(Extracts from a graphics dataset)
---

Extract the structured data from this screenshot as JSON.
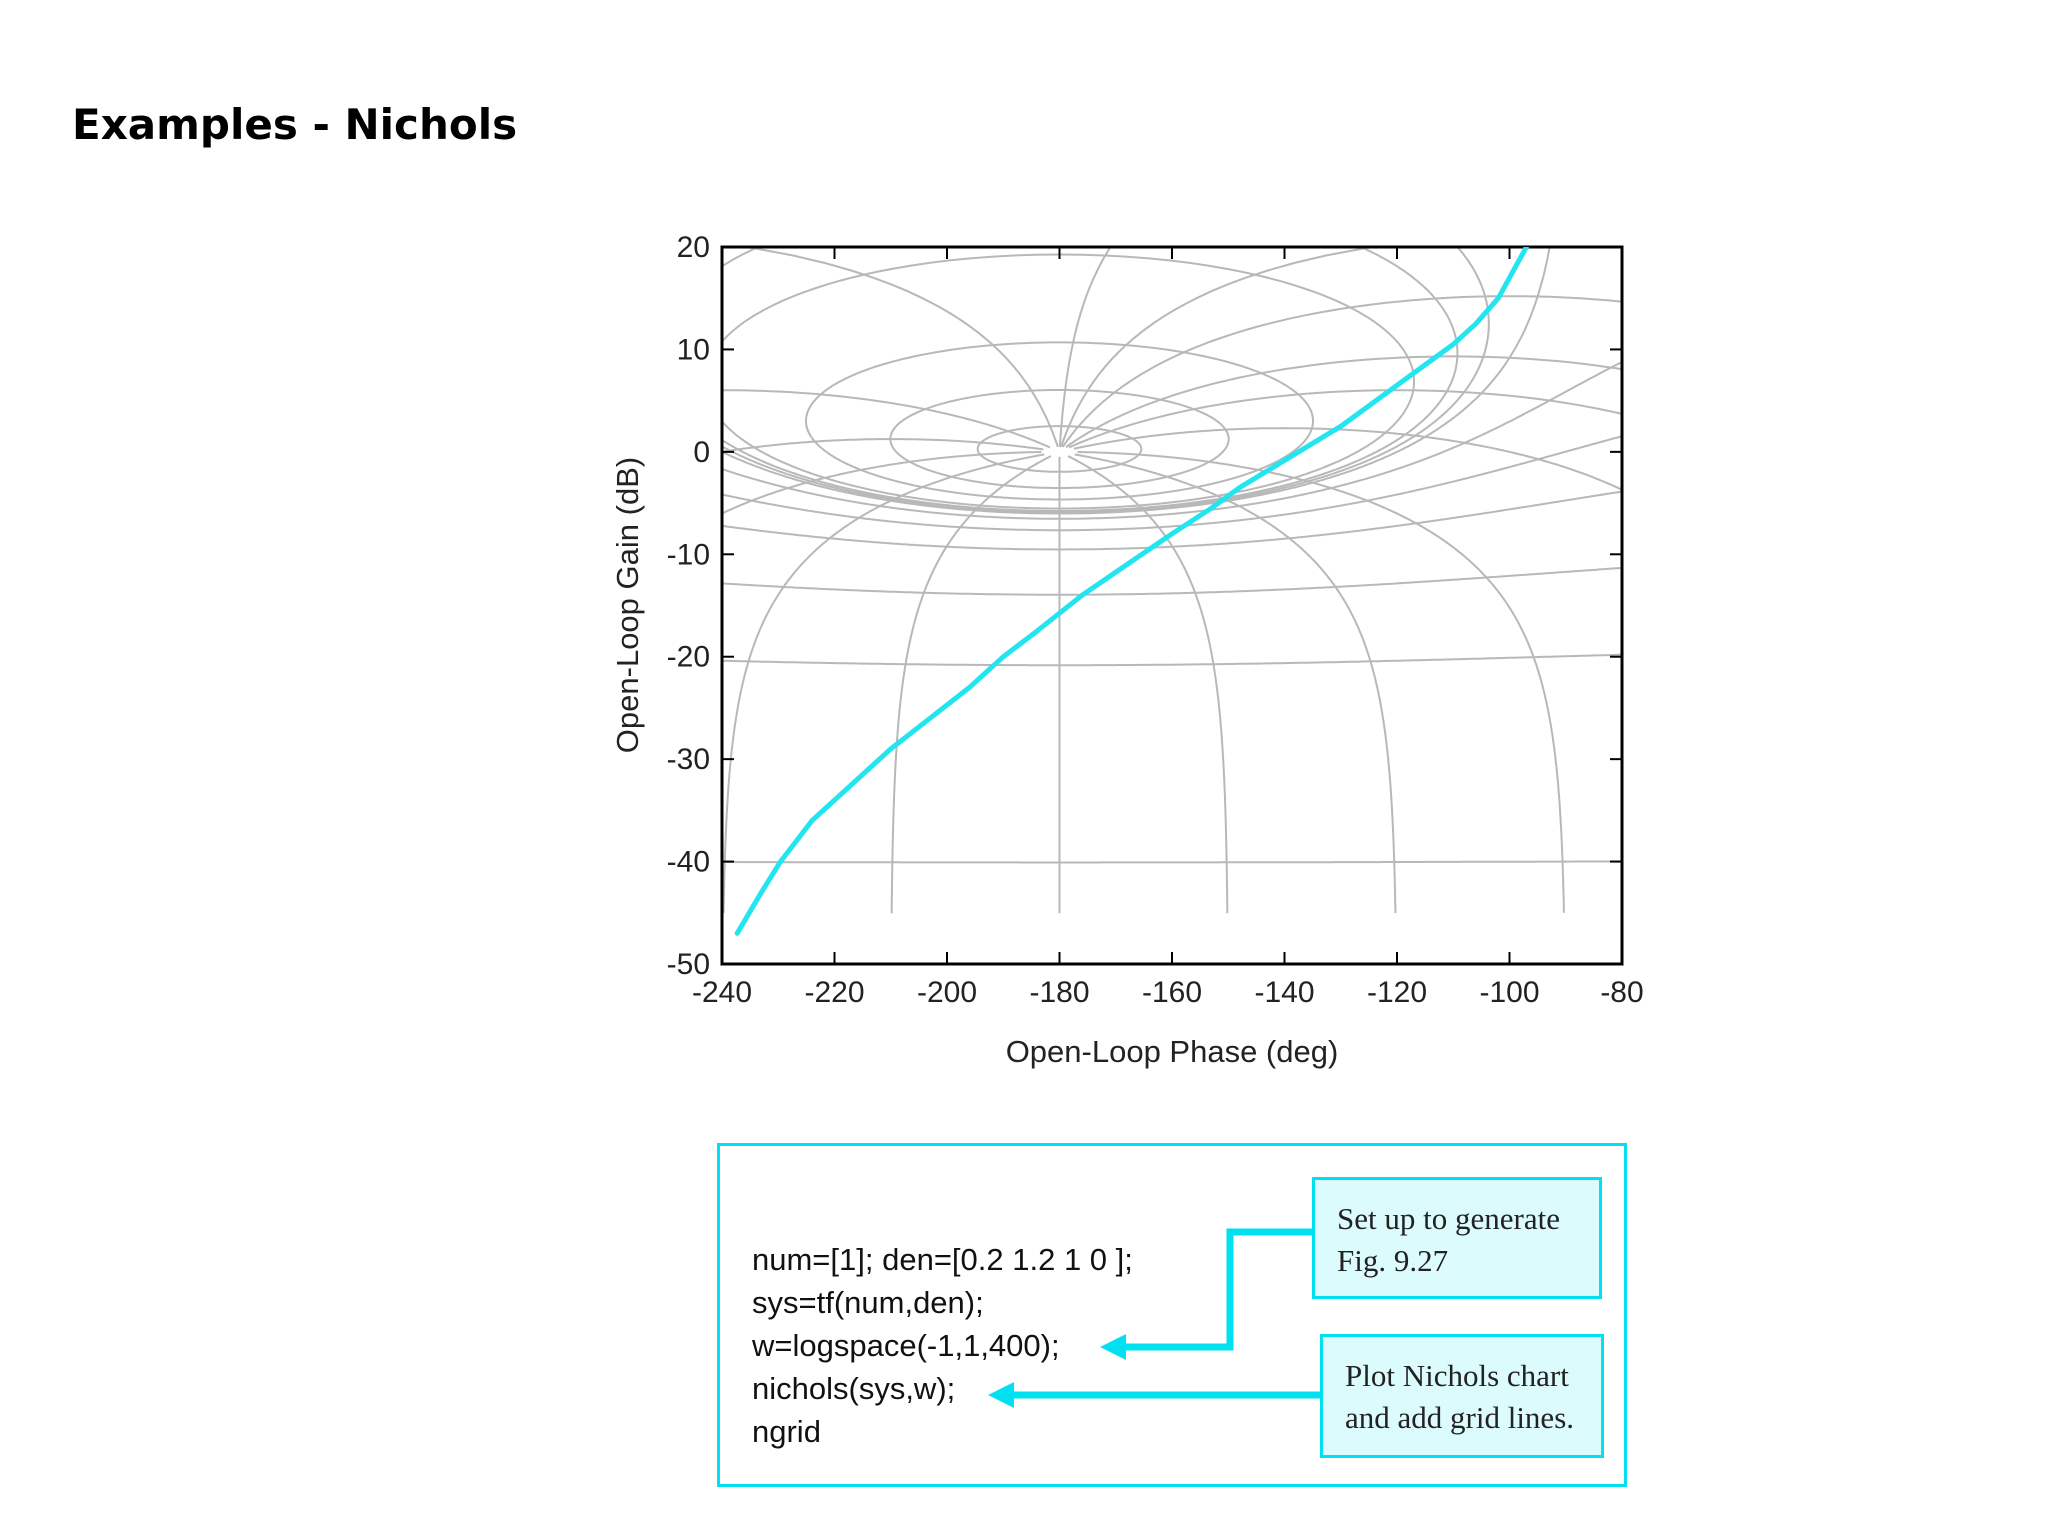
{
  "slide": {
    "title": "Examples - Nichols"
  },
  "chart_data": {
    "type": "line",
    "title": "",
    "xlabel": "Open-Loop Phase (deg)",
    "ylabel": "Open-Loop Gain (dB)",
    "xlim": [
      -240,
      -80
    ],
    "ylim": [
      -50,
      20
    ],
    "xticks": [
      -240,
      -220,
      -200,
      -180,
      -160,
      -140,
      -120,
      -100,
      -80
    ],
    "yticks": [
      -50,
      -40,
      -30,
      -20,
      -10,
      0,
      10,
      20
    ],
    "grid": "ngrid (closed-loop M and N contours)",
    "series": [
      {
        "color": "#22e5f0",
        "x": [
          -237.3,
          -233,
          -229.6,
          -224,
          -216,
          -210,
          -203,
          -196,
          -190,
          -184,
          -176,
          -168,
          -160,
          -153,
          -148,
          -142,
          -136,
          -130,
          -125,
          -120,
          -115,
          -110,
          -106,
          -102,
          -99.5,
          -97
        ],
        "y": [
          -47,
          -43,
          -40,
          -36,
          -32,
          -29,
          -26,
          -23,
          -20,
          -17.5,
          -14,
          -11,
          -8,
          -5.5,
          -3.5,
          -1.5,
          0.5,
          2.5,
          4.5,
          6.5,
          8.5,
          10.5,
          12.5,
          15,
          17.5,
          20
        ]
      }
    ]
  },
  "code": {
    "lines": [
      "num=[1]; den=[0.2 1.2 1 0 ];",
      "sys=tf(num,den);",
      "w=logspace(-1,1,400);",
      "nichols(sys,w);",
      "ngrid"
    ]
  },
  "notes": [
    {
      "lines": [
        "Set up to generate",
        "Fig. 9.27"
      ]
    },
    {
      "lines": [
        "Plot Nichols chart",
        "and add grid lines."
      ]
    }
  ],
  "colors": {
    "accent": "#00e0f0",
    "curve": "#22e5f0",
    "grid": "#b8b8b8",
    "note_bg": "#dcfbfd"
  }
}
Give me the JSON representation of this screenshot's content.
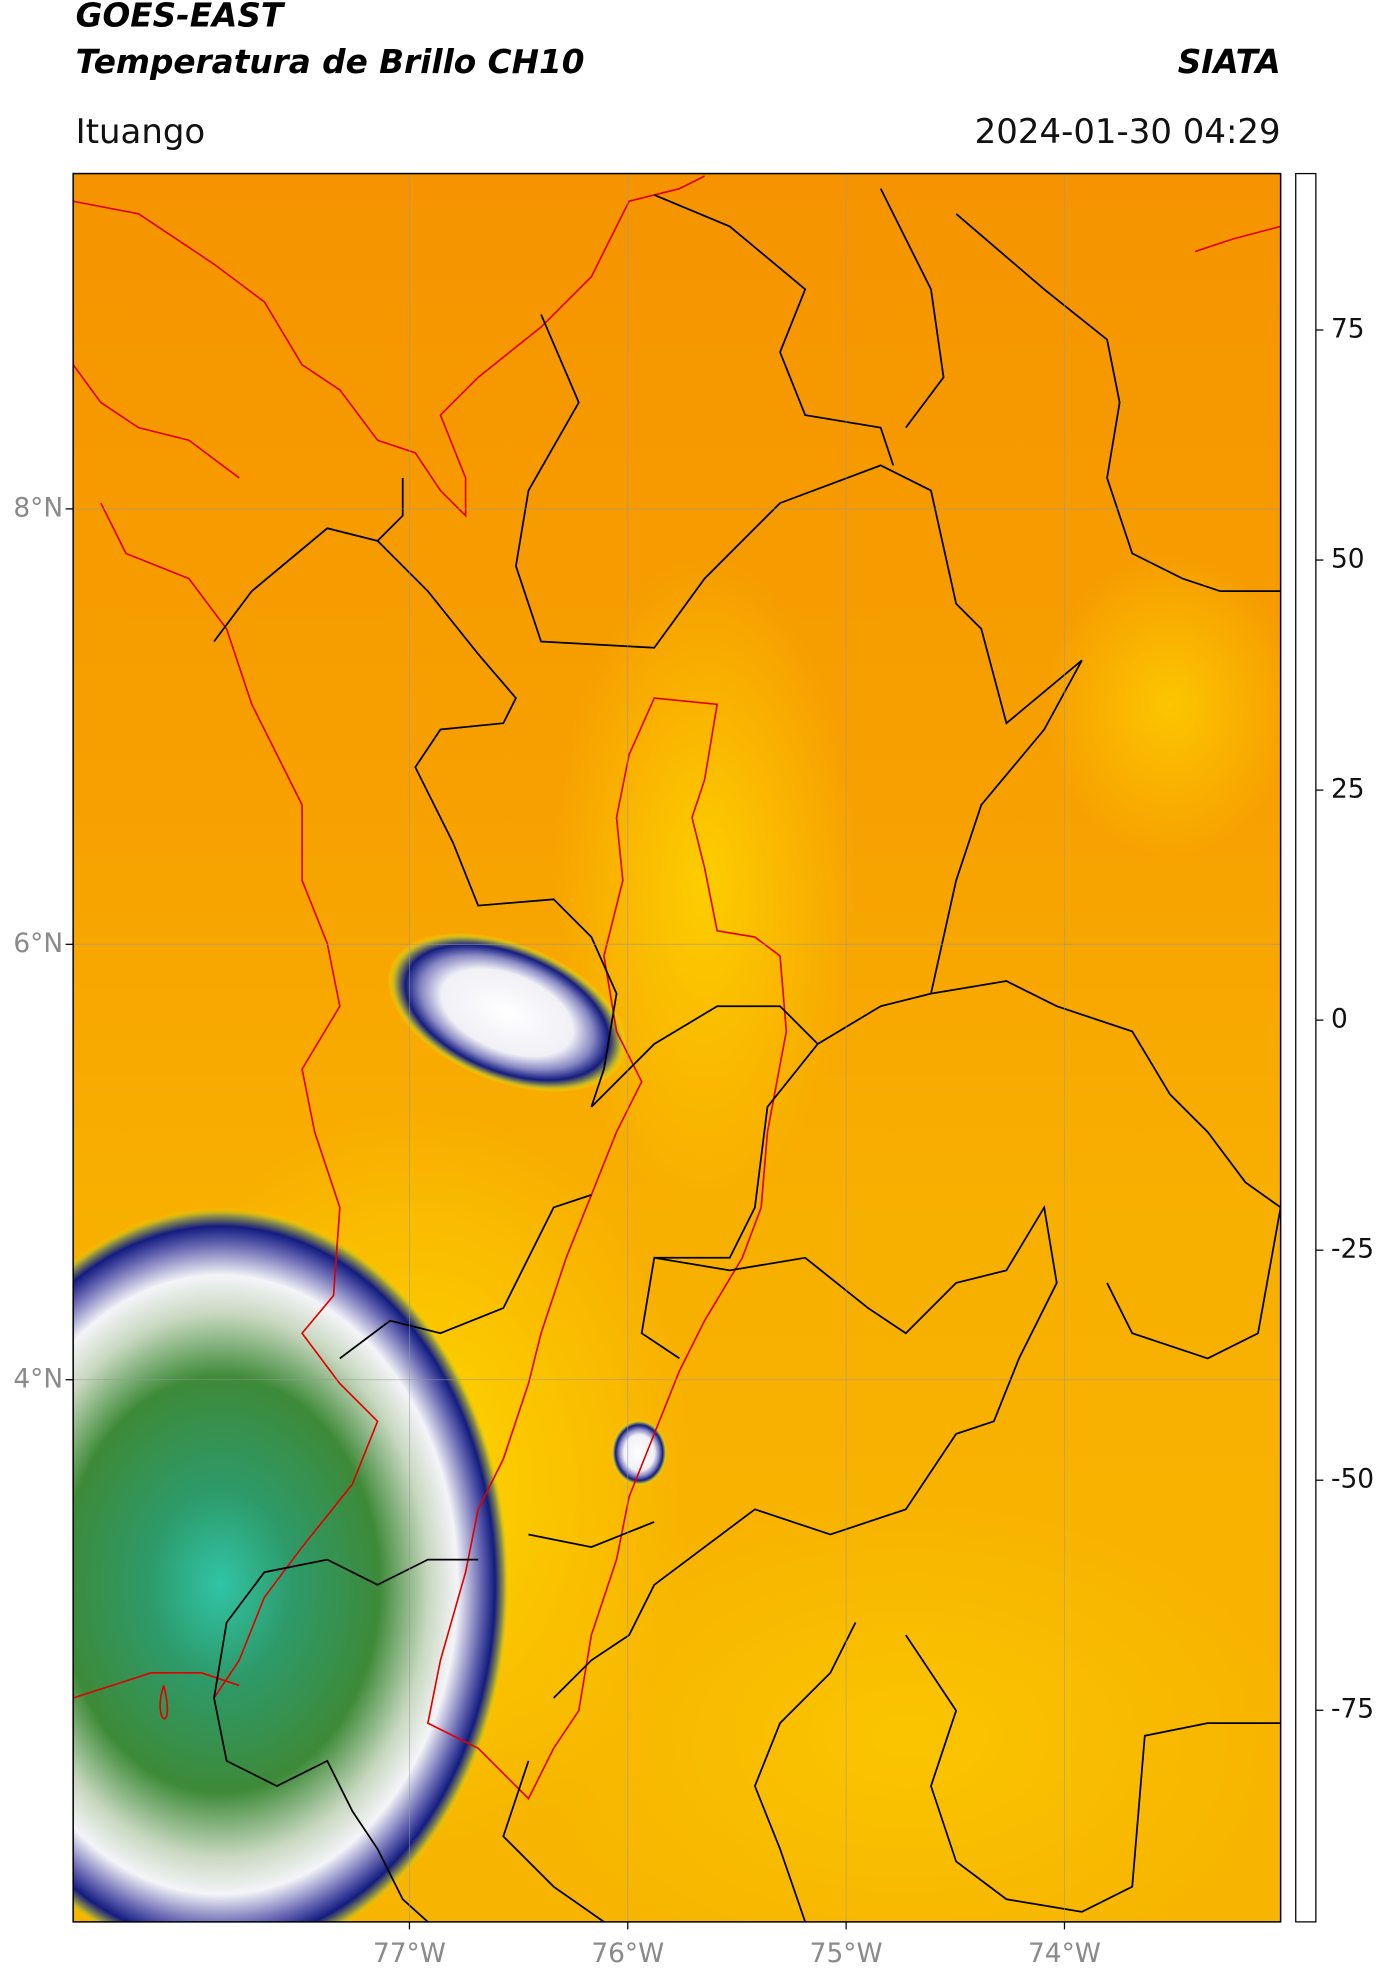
{
  "header": {
    "title": "GOES-EAST",
    "subtitle": "Temperatura de Brillo CH10",
    "brand": "SIATA",
    "location": "Ituango",
    "datetime": "2024-01-30 04:29"
  },
  "map": {
    "lat_range": [
      1.51,
      9.54
    ],
    "lon_range": [
      -78.54,
      -73.01
    ],
    "grid": true,
    "lat_ticks": [
      {
        "value": 8,
        "label": "8°N"
      },
      {
        "value": 6,
        "label": "6°N"
      },
      {
        "value": 4,
        "label": "4°N"
      }
    ],
    "lon_ticks": [
      {
        "value": -77,
        "label": "77°W"
      },
      {
        "value": -76,
        "label": "76°W"
      },
      {
        "value": -75,
        "label": "75°W"
      },
      {
        "value": -74,
        "label": "74°W"
      }
    ]
  },
  "colorbar": {
    "range": [
      -98,
      92
    ],
    "ticks": [
      75,
      50,
      25,
      0,
      -25,
      -50,
      -75
    ],
    "colormap": [
      {
        "value": -98,
        "color": "#ffffff"
      },
      {
        "value": -95,
        "color": "#ffffff"
      },
      {
        "value": -94.9,
        "color": "#22e6d6"
      },
      {
        "value": -75,
        "color": "#2aa88a"
      },
      {
        "value": -65,
        "color": "#3a8a30"
      },
      {
        "value": -58,
        "color": "#9cc08a"
      },
      {
        "value": -50,
        "color": "#ffffff"
      },
      {
        "value": -40,
        "color": "#9090c8"
      },
      {
        "value": -28,
        "color": "#101a80"
      },
      {
        "value": -22,
        "color": "#8a8a50"
      },
      {
        "value": -15,
        "color": "#ffff00"
      },
      {
        "value": 0,
        "color": "#ff9900"
      },
      {
        "value": 8,
        "color": "#ff0000"
      },
      {
        "value": 8.1,
        "color": "#000000"
      },
      {
        "value": 92,
        "color": "#000000"
      }
    ]
  }
}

---

## Direction
In the copy, include no pictures; restate the listing above exactly.

## Solution for this exercise
Extract the structured data from this screenshot as JSON.
{
  "slide": {
    "title": "Examples - Nichols"
  },
  "chart_data": {
    "type": "line",
    "title": "",
    "xlabel": "Open-Loop Phase (deg)",
    "ylabel": "Open-Loop Gain (dB)",
    "xlim": [
      -240,
      -80
    ],
    "ylim": [
      -50,
      20
    ],
    "xticks": [
      -240,
      -220,
      -200,
      -180,
      -160,
      -140,
      -120,
      -100,
      -80
    ],
    "yticks": [
      -50,
      -40,
      -30,
      -20,
      -10,
      0,
      10,
      20
    ],
    "grid": "ngrid (closed-loop M and N contours)",
    "series": [
      {
        "color": "#22e5f0",
        "x": [
          -237.3,
          -233,
          -229.6,
          -224,
          -216,
          -210,
          -203,
          -196,
          -190,
          -184,
          -176,
          -168,
          -160,
          -153,
          -148,
          -142,
          -136,
          -130,
          -125,
          -120,
          -115,
          -110,
          -106,
          -102,
          -99.5,
          -97
        ],
        "y": [
          -47,
          -43,
          -40,
          -36,
          -32,
          -29,
          -26,
          -23,
          -20,
          -17.5,
          -14,
          -11,
          -8,
          -5.5,
          -3.5,
          -1.5,
          0.5,
          2.5,
          4.5,
          6.5,
          8.5,
          10.5,
          12.5,
          15,
          17.5,
          20
        ]
      }
    ]
  },
  "code": {
    "lines": [
      "num=[1]; den=[0.2 1.2 1 0 ];",
      "sys=tf(num,den);",
      "w=logspace(-1,1,400);",
      "nichols(sys,w);",
      "ngrid"
    ]
  },
  "notes": [
    {
      "lines": [
        "Set up to generate",
        "Fig. 9.27"
      ]
    },
    {
      "lines": [
        "Plot Nichols chart",
        "and add grid lines."
      ]
    }
  ],
  "colors": {
    "accent": "#00e0f0",
    "curve": "#22e5f0",
    "grid": "#b8b8b8",
    "note_bg": "#dcfbfd"
  }
}
Give me the JSON representation of this screenshot's content.
{
  "header": {
    "title": "GOES-EAST",
    "subtitle": "Temperatura de Brillo CH10",
    "brand": "SIATA",
    "location": "Ituango",
    "datetime": "2024-01-30 04:29"
  },
  "map": {
    "lat_range": [
      1.51,
      9.54
    ],
    "lon_range": [
      -78.54,
      -73.01
    ],
    "grid": true,
    "lat_ticks": [
      {
        "value": 8,
        "label": "8°N"
      },
      {
        "value": 6,
        "label": "6°N"
      },
      {
        "value": 4,
        "label": "4°N"
      }
    ],
    "lon_ticks": [
      {
        "value": -77,
        "label": "77°W"
      },
      {
        "value": -76,
        "label": "76°W"
      },
      {
        "value": -75,
        "label": "75°W"
      },
      {
        "value": -74,
        "label": "74°W"
      }
    ]
  },
  "colorbar": {
    "range": [
      -98,
      92
    ],
    "ticks": [
      75,
      50,
      25,
      0,
      -25,
      -50,
      -75
    ],
    "colormap": [
      {
        "value": -98,
        "color": "#ffffff"
      },
      {
        "value": -95,
        "color": "#ffffff"
      },
      {
        "value": -94.9,
        "color": "#22e6d6"
      },
      {
        "value": -75,
        "color": "#2aa88a"
      },
      {
        "value": -65,
        "color": "#3a8a30"
      },
      {
        "value": -58,
        "color": "#9cc08a"
      },
      {
        "value": -50,
        "color": "#ffffff"
      },
      {
        "value": -40,
        "color": "#9090c8"
      },
      {
        "value": -28,
        "color": "#101a80"
      },
      {
        "value": -22,
        "color": "#8a8a50"
      },
      {
        "value": -15,
        "color": "#ffff00"
      },
      {
        "value": 0,
        "color": "#ff9900"
      },
      {
        "value": 8,
        "color": "#ff0000"
      },
      {
        "value": 8.1,
        "color": "#000000"
      },
      {
        "value": 92,
        "color": "#000000"
      }
    ]
  }
}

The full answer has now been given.